── EXTRACTED MATERIAL
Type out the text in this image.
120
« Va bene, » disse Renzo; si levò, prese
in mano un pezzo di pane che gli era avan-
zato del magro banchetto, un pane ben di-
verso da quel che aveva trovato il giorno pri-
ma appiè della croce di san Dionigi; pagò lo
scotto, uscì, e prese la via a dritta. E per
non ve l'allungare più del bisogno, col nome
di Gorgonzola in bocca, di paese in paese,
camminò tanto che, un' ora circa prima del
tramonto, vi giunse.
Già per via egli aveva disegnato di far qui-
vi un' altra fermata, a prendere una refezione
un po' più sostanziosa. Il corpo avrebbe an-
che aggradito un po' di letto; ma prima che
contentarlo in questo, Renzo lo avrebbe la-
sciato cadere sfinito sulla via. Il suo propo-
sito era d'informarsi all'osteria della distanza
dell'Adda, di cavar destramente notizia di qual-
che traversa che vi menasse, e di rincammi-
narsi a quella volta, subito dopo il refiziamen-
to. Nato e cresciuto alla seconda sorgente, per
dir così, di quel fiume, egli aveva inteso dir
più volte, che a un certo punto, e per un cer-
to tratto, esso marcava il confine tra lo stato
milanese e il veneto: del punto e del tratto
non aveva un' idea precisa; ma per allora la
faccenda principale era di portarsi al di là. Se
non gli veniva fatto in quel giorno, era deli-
────
WHAT THIS TASK INVOLVES:
Copy each line holding the word "tratto" from the listing above.

ANSWER TO THIS TASK:
to tratto, esso marcava il confine tra lo stato
milanese e il veneto: del punto e del tratto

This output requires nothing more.